**Input rows:**
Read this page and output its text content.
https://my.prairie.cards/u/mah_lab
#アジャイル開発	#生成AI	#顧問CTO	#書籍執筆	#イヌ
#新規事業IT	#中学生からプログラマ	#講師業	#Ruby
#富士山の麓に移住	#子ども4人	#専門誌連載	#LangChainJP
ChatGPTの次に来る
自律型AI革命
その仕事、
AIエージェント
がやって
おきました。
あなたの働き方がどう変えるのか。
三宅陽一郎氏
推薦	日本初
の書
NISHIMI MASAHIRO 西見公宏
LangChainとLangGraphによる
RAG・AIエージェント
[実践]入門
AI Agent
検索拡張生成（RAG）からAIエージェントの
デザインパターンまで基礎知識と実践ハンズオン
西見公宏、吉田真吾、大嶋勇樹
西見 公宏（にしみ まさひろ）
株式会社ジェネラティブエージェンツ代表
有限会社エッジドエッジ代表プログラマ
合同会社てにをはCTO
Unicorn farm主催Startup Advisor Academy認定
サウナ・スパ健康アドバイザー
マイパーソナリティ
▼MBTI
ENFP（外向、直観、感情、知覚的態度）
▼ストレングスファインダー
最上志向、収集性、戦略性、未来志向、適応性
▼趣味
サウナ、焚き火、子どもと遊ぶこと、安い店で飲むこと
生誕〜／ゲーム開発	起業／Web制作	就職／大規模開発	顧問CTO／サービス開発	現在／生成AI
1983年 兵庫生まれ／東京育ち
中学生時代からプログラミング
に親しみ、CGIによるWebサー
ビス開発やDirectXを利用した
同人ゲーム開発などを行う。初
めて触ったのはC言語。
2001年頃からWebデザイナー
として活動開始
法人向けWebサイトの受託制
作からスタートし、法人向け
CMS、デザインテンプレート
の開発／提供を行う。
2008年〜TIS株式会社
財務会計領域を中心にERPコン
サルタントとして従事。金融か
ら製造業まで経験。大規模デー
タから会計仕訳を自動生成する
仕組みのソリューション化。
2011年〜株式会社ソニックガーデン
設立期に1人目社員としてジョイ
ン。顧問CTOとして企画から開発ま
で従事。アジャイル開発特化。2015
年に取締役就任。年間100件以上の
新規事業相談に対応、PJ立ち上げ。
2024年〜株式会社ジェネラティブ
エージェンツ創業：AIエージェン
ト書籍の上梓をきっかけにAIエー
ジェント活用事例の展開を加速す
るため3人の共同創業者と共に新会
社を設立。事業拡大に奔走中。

**Short problem:** Extract all lines of the records above that include "西見公宏".

**Written reply:**
NISHIMI MASAHIRO 西見公宏
西見公宏、吉田真吾、大嶋勇樹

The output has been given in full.